* [Chart and figure data]:
= = = = = = =
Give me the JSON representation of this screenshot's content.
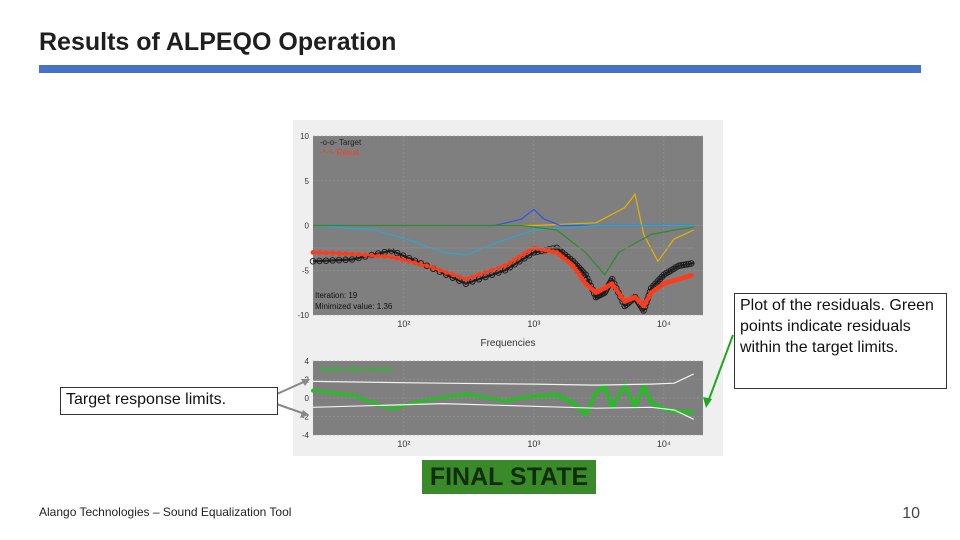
{
  "slide": {
    "title": "Results of ALPEQO Operation",
    "footer": "Alango Technologies – Sound Equalization Tool",
    "page_number": "10",
    "final_state": "FINAL STATE",
    "accent_color": "#4472c4"
  },
  "callouts": {
    "left": "Target response limits.",
    "right": "Plot of the residuals. Green points indicate residuals within the target limits."
  },
  "chart_data": [
    {
      "type": "line",
      "title": "",
      "xlabel": "Frequencies",
      "ylabel": "",
      "x_scale": "log",
      "xlim": [
        20,
        20000
      ],
      "ylim": [
        -10,
        10
      ],
      "y_ticks": [
        "10",
        "5",
        "0",
        "-5",
        "-10"
      ],
      "x_ticks": [
        "10²",
        "10³",
        "10⁴"
      ],
      "grid": true,
      "legend": {
        "position": "top-left",
        "entries": [
          "-o-o- Target",
          "-*-*- Result"
        ]
      },
      "annotations": [
        "Iteration: 19",
        "Minimized value: 1.36"
      ],
      "series": [
        {
          "name": "Target",
          "color": "#222222",
          "x": [
            20,
            40,
            80,
            150,
            300,
            600,
            1000,
            1500,
            2000,
            2500,
            3000,
            3500,
            4000,
            5000,
            6000,
            7000,
            8000,
            10000,
            13000,
            17000
          ],
          "y": [
            -4,
            -3.8,
            -2.8,
            -4.5,
            -6.5,
            -5,
            -3,
            -2.5,
            -4,
            -5.5,
            -8,
            -7.5,
            -6,
            -9,
            -8,
            -9.5,
            -7,
            -5.5,
            -4.5,
            -4.2
          ]
        },
        {
          "name": "Result",
          "color": "#ff3b1a",
          "x": [
            20,
            40,
            80,
            150,
            300,
            600,
            1000,
            1500,
            2000,
            2500,
            3000,
            3500,
            4000,
            5000,
            6000,
            7000,
            8000,
            10000,
            13000,
            17000
          ],
          "y": [
            -3,
            -3.2,
            -3.5,
            -4.5,
            -6,
            -4.5,
            -2.5,
            -3,
            -4.5,
            -6.5,
            -7.5,
            -7,
            -6.5,
            -8.5,
            -8,
            -9,
            -7.5,
            -6.5,
            -6,
            -5.5
          ]
        },
        {
          "name": "",
          "color": "#e0b400",
          "x": [
            20,
            100,
            1000,
            3000,
            5000,
            6000,
            7000,
            9000,
            12000,
            17000
          ],
          "y": [
            0,
            0,
            0,
            0.3,
            2,
            3.5,
            -1,
            -4,
            -1.5,
            -0.5
          ]
        },
        {
          "name": "",
          "color": "#2e56e6",
          "x": [
            20,
            500,
            800,
            1000,
            1200,
            1600,
            3000,
            17000
          ],
          "y": [
            0,
            0,
            0.7,
            1.8,
            0.7,
            0,
            0,
            0
          ]
        },
        {
          "name": "",
          "color": "#2aa6d6",
          "x": [
            20,
            60,
            120,
            200,
            300,
            500,
            1000,
            3000,
            17000
          ],
          "y": [
            0,
            -0.5,
            -1.8,
            -3,
            -3.3,
            -2,
            -0.5,
            0,
            0
          ]
        },
        {
          "name": "",
          "color": "#2e8b2e",
          "x": [
            20,
            800,
            1500,
            2500,
            3500,
            4500,
            6000,
            8000,
            12000,
            17000
          ],
          "y": [
            0,
            0,
            -0.5,
            -3,
            -5.5,
            -3,
            -2,
            -1,
            -0.5,
            -0.2
          ]
        },
        {
          "name": "",
          "color": "#888888",
          "x": [
            20,
            1000,
            3000,
            17000
          ],
          "y": [
            -2.5,
            -2.5,
            -2.5,
            -2.5
          ]
        }
      ]
    },
    {
      "type": "line",
      "title": "",
      "xlabel": "",
      "ylabel": "",
      "x_scale": "log",
      "xlim": [
        20,
        20000
      ],
      "ylim": [
        -4,
        4
      ],
      "y_ticks": [
        "4",
        "2",
        "0",
        "-2",
        "-4"
      ],
      "x_ticks": [
        "10²",
        "10³",
        "10⁴"
      ],
      "grid": true,
      "legend": {
        "position": "top-left",
        "entries": [
          "Inside within bounds"
        ]
      },
      "series": [
        {
          "name": "Inside within bounds",
          "color": "#1fc21f",
          "x": [
            20,
            40,
            80,
            150,
            300,
            600,
            1000,
            1500,
            2000,
            2500,
            3000,
            3500,
            4000,
            5000,
            6000,
            7000,
            8000,
            10000,
            13000,
            17000
          ],
          "y": [
            0.8,
            0.3,
            -1.2,
            -0.2,
            0.4,
            -0.3,
            0.2,
            0.3,
            -0.5,
            -1.8,
            0.5,
            1.3,
            -1,
            1.4,
            -1,
            1.3,
            -0.5,
            -1.2,
            -1.5,
            -1.6
          ]
        },
        {
          "name": "",
          "color": "#f2f2f2",
          "x": [
            20,
            200,
            1000,
            3000,
            8000,
            12000,
            17000
          ],
          "y": [
            1.8,
            1.6,
            1.5,
            1.4,
            1.5,
            1.6,
            2.6
          ]
        },
        {
          "name": "",
          "color": "#f2f2f2",
          "x": [
            20,
            200,
            1000,
            3000,
            8000,
            12000,
            17000
          ],
          "y": [
            -1,
            -0.6,
            -0.9,
            -1.1,
            -1,
            -1.3,
            -2.3
          ]
        }
      ]
    }
  ]
}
= = = = = = =
* [Written exercise]: Transcribe every record above exactly as written, leaving out any pictures.

* [Exercise solution]:
Give me the JSON representation of this screenshot's content.
{
  "slide": {
    "title": "Results of ALPEQO Operation",
    "footer": "Alango Technologies – Sound Equalization Tool",
    "page_number": "10",
    "final_state": "FINAL STATE",
    "accent_color": "#4472c4"
  },
  "callouts": {
    "left": "Target response limits.",
    "right": "Plot of the residuals. Green points indicate residuals within the target limits."
  },
  "chart_data": [
    {
      "type": "line",
      "title": "",
      "xlabel": "Frequencies",
      "ylabel": "",
      "x_scale": "log",
      "xlim": [
        20,
        20000
      ],
      "ylim": [
        -10,
        10
      ],
      "y_ticks": [
        "10",
        "5",
        "0",
        "-5",
        "-10"
      ],
      "x_ticks": [
        "10²",
        "10³",
        "10⁴"
      ],
      "grid": true,
      "legend": {
        "position": "top-left",
        "entries": [
          "-o-o- Target",
          "-*-*- Result"
        ]
      },
      "annotations": [
        "Iteration: 19",
        "Minimized value: 1.36"
      ],
      "series": [
        {
          "name": "Target",
          "color": "#222222",
          "x": [
            20,
            40,
            80,
            150,
            300,
            600,
            1000,
            1500,
            2000,
            2500,
            3000,
            3500,
            4000,
            5000,
            6000,
            7000,
            8000,
            10000,
            13000,
            17000
          ],
          "y": [
            -4,
            -3.8,
            -2.8,
            -4.5,
            -6.5,
            -5,
            -3,
            -2.5,
            -4,
            -5.5,
            -8,
            -7.5,
            -6,
            -9,
            -8,
            -9.5,
            -7,
            -5.5,
            -4.5,
            -4.2
          ]
        },
        {
          "name": "Result",
          "color": "#ff3b1a",
          "x": [
            20,
            40,
            80,
            150,
            300,
            600,
            1000,
            1500,
            2000,
            2500,
            3000,
            3500,
            4000,
            5000,
            6000,
            7000,
            8000,
            10000,
            13000,
            17000
          ],
          "y": [
            -3,
            -3.2,
            -3.5,
            -4.5,
            -6,
            -4.5,
            -2.5,
            -3,
            -4.5,
            -6.5,
            -7.5,
            -7,
            -6.5,
            -8.5,
            -8,
            -9,
            -7.5,
            -6.5,
            -6,
            -5.5
          ]
        },
        {
          "name": "",
          "color": "#e0b400",
          "x": [
            20,
            100,
            1000,
            3000,
            5000,
            6000,
            7000,
            9000,
            12000,
            17000
          ],
          "y": [
            0,
            0,
            0,
            0.3,
            2,
            3.5,
            -1,
            -4,
            -1.5,
            -0.5
          ]
        },
        {
          "name": "",
          "color": "#2e56e6",
          "x": [
            20,
            500,
            800,
            1000,
            1200,
            1600,
            3000,
            17000
          ],
          "y": [
            0,
            0,
            0.7,
            1.8,
            0.7,
            0,
            0,
            0
          ]
        },
        {
          "name": "",
          "color": "#2aa6d6",
          "x": [
            20,
            60,
            120,
            200,
            300,
            500,
            1000,
            3000,
            17000
          ],
          "y": [
            0,
            -0.5,
            -1.8,
            -3,
            -3.3,
            -2,
            -0.5,
            0,
            0
          ]
        },
        {
          "name": "",
          "color": "#2e8b2e",
          "x": [
            20,
            800,
            1500,
            2500,
            3500,
            4500,
            6000,
            8000,
            12000,
            17000
          ],
          "y": [
            0,
            0,
            -0.5,
            -3,
            -5.5,
            -3,
            -2,
            -1,
            -0.5,
            -0.2
          ]
        },
        {
          "name": "",
          "color": "#888888",
          "x": [
            20,
            1000,
            3000,
            17000
          ],
          "y": [
            -2.5,
            -2.5,
            -2.5,
            -2.5
          ]
        }
      ]
    },
    {
      "type": "line",
      "title": "",
      "xlabel": "",
      "ylabel": "",
      "x_scale": "log",
      "xlim": [
        20,
        20000
      ],
      "ylim": [
        -4,
        4
      ],
      "y_ticks": [
        "4",
        "2",
        "0",
        "-2",
        "-4"
      ],
      "x_ticks": [
        "10²",
        "10³",
        "10⁴"
      ],
      "grid": true,
      "legend": {
        "position": "top-left",
        "entries": [
          "Inside within bounds"
        ]
      },
      "series": [
        {
          "name": "Inside within bounds",
          "color": "#1fc21f",
          "x": [
            20,
            40,
            80,
            150,
            300,
            600,
            1000,
            1500,
            2000,
            2500,
            3000,
            3500,
            4000,
            5000,
            6000,
            7000,
            8000,
            10000,
            13000,
            17000
          ],
          "y": [
            0.8,
            0.3,
            -1.2,
            -0.2,
            0.4,
            -0.3,
            0.2,
            0.3,
            -0.5,
            -1.8,
            0.5,
            1.3,
            -1,
            1.4,
            -1,
            1.3,
            -0.5,
            -1.2,
            -1.5,
            -1.6
          ]
        },
        {
          "name": "",
          "color": "#f2f2f2",
          "x": [
            20,
            200,
            1000,
            3000,
            8000,
            12000,
            17000
          ],
          "y": [
            1.8,
            1.6,
            1.5,
            1.4,
            1.5,
            1.6,
            2.6
          ]
        },
        {
          "name": "",
          "color": "#f2f2f2",
          "x": [
            20,
            200,
            1000,
            3000,
            8000,
            12000,
            17000
          ],
          "y": [
            -1,
            -0.6,
            -0.9,
            -1.1,
            -1,
            -1.3,
            -2.3
          ]
        }
      ]
    }
  ]
}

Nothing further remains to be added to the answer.